• **Exercise details**
Locate every line in the records below that contains the word "BOCM", and copy each one.

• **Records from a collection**
· · ·

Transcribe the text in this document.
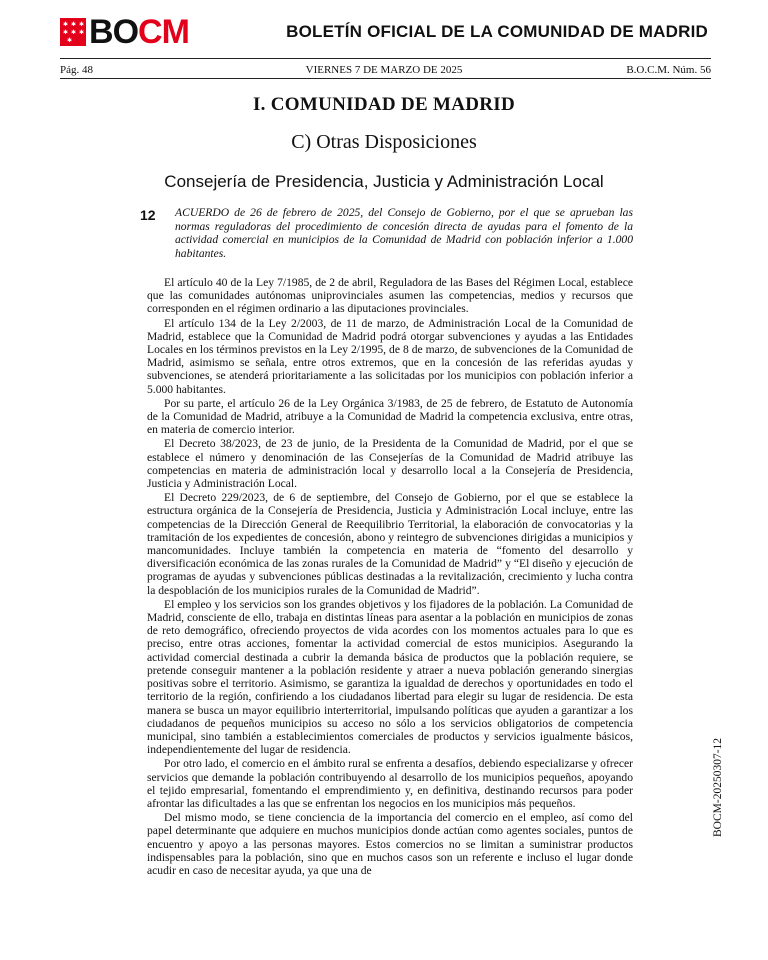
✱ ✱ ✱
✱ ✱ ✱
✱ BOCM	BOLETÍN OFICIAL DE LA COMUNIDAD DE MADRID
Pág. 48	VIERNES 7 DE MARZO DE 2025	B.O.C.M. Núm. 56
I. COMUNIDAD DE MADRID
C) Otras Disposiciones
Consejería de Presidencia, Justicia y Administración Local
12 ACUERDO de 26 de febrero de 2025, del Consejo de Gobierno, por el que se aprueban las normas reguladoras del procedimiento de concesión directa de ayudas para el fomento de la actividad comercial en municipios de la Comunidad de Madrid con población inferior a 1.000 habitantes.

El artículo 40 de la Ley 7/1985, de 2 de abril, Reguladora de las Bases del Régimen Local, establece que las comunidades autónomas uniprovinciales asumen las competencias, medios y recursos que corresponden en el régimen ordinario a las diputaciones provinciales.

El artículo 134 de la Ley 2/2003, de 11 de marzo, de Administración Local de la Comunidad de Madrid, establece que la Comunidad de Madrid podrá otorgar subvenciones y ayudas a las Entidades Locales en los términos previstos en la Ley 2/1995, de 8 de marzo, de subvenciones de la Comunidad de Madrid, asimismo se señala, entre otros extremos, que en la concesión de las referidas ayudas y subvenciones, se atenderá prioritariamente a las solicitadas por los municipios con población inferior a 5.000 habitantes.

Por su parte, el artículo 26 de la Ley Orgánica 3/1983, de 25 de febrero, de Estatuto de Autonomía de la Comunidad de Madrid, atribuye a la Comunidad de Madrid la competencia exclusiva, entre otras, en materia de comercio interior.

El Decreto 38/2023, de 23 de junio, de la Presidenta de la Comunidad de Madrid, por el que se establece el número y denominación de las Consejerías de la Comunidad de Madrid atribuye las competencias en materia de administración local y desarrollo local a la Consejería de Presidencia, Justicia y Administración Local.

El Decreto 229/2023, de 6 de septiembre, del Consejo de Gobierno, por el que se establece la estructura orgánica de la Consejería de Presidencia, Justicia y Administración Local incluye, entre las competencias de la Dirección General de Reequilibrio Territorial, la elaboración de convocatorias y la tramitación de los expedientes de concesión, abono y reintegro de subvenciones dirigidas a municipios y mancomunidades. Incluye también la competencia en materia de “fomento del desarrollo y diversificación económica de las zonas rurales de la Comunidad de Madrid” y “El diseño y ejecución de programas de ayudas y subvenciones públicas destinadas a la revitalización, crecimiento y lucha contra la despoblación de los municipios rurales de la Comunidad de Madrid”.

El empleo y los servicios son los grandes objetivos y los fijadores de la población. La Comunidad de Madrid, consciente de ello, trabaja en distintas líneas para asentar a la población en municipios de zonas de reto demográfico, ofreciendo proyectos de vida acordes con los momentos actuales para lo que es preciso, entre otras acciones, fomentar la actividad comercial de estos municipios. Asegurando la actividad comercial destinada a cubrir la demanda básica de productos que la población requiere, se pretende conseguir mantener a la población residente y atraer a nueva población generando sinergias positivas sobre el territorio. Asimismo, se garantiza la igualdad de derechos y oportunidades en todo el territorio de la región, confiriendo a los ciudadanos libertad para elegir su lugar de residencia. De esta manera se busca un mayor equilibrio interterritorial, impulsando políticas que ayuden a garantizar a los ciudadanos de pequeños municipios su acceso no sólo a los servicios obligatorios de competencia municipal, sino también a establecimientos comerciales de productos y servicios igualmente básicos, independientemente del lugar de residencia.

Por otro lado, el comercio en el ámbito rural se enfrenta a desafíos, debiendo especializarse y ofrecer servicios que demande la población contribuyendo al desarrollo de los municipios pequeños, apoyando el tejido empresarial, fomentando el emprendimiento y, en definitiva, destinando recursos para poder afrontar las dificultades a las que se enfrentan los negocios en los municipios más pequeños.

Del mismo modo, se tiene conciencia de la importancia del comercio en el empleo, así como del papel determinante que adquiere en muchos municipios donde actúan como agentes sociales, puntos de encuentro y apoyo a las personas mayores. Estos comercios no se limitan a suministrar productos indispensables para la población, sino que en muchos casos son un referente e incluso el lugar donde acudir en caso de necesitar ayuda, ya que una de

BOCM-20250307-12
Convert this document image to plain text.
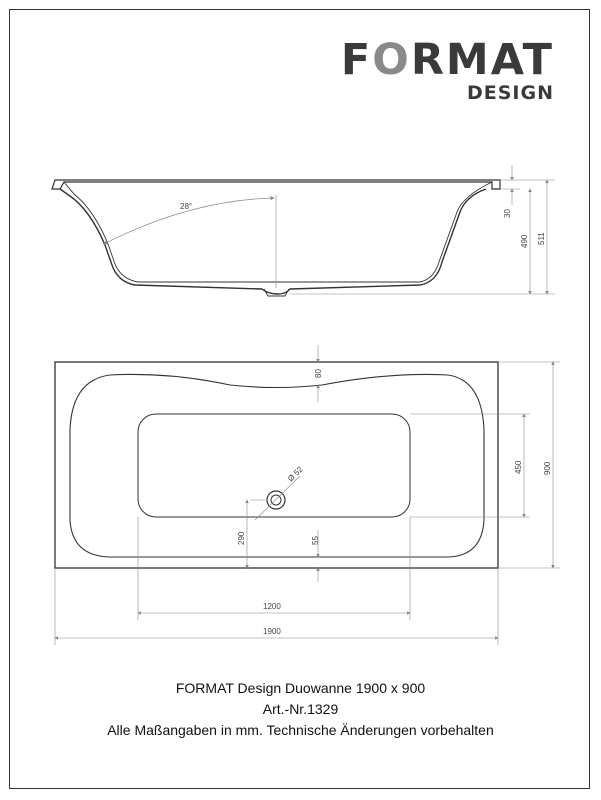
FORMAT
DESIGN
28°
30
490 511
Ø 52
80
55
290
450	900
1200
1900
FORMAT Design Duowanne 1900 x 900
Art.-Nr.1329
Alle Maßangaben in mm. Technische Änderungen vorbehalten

· · ·

• **Task answer**
✱ BOCM	BOLETÍN OFICIAL DE LA COMUNIDAD DE MADRID
BOCM-20250307-12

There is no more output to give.